**PROBLEM DETAILS**
Take the entries below and reproduce them word for word.

[begin INFORMATION SUPPLIED]

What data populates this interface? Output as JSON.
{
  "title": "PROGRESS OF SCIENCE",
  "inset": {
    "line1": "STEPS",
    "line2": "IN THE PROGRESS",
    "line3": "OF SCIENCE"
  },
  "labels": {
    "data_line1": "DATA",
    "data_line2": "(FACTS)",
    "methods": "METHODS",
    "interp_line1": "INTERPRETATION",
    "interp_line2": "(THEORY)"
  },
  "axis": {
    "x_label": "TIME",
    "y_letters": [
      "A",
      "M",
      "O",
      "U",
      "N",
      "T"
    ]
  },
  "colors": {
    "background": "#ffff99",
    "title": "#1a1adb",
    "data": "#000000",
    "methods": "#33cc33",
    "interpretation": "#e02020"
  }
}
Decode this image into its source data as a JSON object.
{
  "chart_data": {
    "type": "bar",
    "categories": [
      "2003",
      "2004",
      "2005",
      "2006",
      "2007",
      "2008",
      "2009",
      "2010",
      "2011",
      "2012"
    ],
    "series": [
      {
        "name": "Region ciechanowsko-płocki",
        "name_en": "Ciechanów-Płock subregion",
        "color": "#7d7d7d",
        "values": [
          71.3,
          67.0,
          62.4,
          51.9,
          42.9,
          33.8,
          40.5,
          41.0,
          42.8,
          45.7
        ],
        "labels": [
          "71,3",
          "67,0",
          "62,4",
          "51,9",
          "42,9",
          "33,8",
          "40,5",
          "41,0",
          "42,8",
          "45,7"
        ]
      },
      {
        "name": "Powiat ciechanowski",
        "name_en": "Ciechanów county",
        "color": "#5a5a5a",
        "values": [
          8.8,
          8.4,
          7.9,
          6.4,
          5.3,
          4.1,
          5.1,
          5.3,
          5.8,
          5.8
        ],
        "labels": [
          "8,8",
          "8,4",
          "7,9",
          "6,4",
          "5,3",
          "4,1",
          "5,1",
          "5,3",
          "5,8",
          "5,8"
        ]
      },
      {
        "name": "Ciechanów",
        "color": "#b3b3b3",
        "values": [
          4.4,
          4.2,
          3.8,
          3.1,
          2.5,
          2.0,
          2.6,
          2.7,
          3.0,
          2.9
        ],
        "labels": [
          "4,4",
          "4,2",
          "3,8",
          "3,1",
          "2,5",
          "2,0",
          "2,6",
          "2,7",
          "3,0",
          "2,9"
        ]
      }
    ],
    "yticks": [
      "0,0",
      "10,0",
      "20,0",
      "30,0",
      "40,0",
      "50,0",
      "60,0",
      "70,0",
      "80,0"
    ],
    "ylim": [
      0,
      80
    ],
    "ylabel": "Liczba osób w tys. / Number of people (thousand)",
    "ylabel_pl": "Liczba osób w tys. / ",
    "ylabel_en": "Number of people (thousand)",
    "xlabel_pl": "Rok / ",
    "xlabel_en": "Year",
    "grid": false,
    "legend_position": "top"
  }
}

[end INFORMATION SUPPLIED]

**CORRECT RESPONSE**
What data populates this interface? Output as JSON.
{
  "title": "PROGRESS OF SCIENCE",
  "inset": {
    "line1": "STEPS",
    "line2": "IN THE PROGRESS",
    "line3": "OF SCIENCE"
  },
  "labels": {
    "data_line1": "DATA",
    "data_line2": "(FACTS)",
    "methods": "METHODS",
    "interp_line1": "INTERPRETATION",
    "interp_line2": "(THEORY)"
  },
  "axis": {
    "x_label": "TIME",
    "y_letters": [
      "A",
      "M",
      "O",
      "U",
      "N",
      "T"
    ]
  },
  "colors": {
    "background": "#ffff99",
    "title": "#1a1adb",
    "data": "#000000",
    "methods": "#33cc33",
    "interpretation": "#e02020"
  }
}
Decode this image into its source data as a JSON object.
{
  "chart_data": {
    "type": "bar",
    "categories": [
      "2003",
      "2004",
      "2005",
      "2006",
      "2007",
      "2008",
      "2009",
      "2010",
      "2011",
      "2012"
    ],
    "series": [
      {
        "name": "Region ciechanowsko-płocki",
        "name_en": "Ciechanów-Płock subregion",
        "color": "#7d7d7d",
        "values": [
          71.3,
          67.0,
          62.4,
          51.9,
          42.9,
          33.8,
          40.5,
          41.0,
          42.8,
          45.7
        ],
        "labels": [
          "71,3",
          "67,0",
          "62,4",
          "51,9",
          "42,9",
          "33,8",
          "40,5",
          "41,0",
          "42,8",
          "45,7"
        ]
      },
      {
        "name": "Powiat ciechanowski",
        "name_en": "Ciechanów county",
        "color": "#5a5a5a",
        "values": [
          8.8,
          8.4,
          7.9,
          6.4,
          5.3,
          4.1,
          5.1,
          5.3,
          5.8,
          5.8
        ],
        "labels": [
          "8,8",
          "8,4",
          "7,9",
          "6,4",
          "5,3",
          "4,1",
          "5,1",
          "5,3",
          "5,8",
          "5,8"
        ]
      },
      {
        "name": "Ciechanów",
        "color": "#b3b3b3",
        "values": [
          4.4,
          4.2,
          3.8,
          3.1,
          2.5,
          2.0,
          2.6,
          2.7,
          3.0,
          2.9
        ],
        "labels": [
          "4,4",
          "4,2",
          "3,8",
          "3,1",
          "2,5",
          "2,0",
          "2,6",
          "2,7",
          "3,0",
          "2,9"
        ]
      }
    ],
    "yticks": [
      "0,0",
      "10,0",
      "20,0",
      "30,0",
      "40,0",
      "50,0",
      "60,0",
      "70,0",
      "80,0"
    ],
    "ylim": [
      0,
      80
    ],
    "ylabel": "Liczba osób w tys. / Number of people (thousand)",
    "ylabel_pl": "Liczba osób w tys. / ",
    "ylabel_en": "Number of people (thousand)",
    "xlabel_pl": "Rok / ",
    "xlabel_en": "Year",
    "grid": false,
    "legend_position": "top"
  }
}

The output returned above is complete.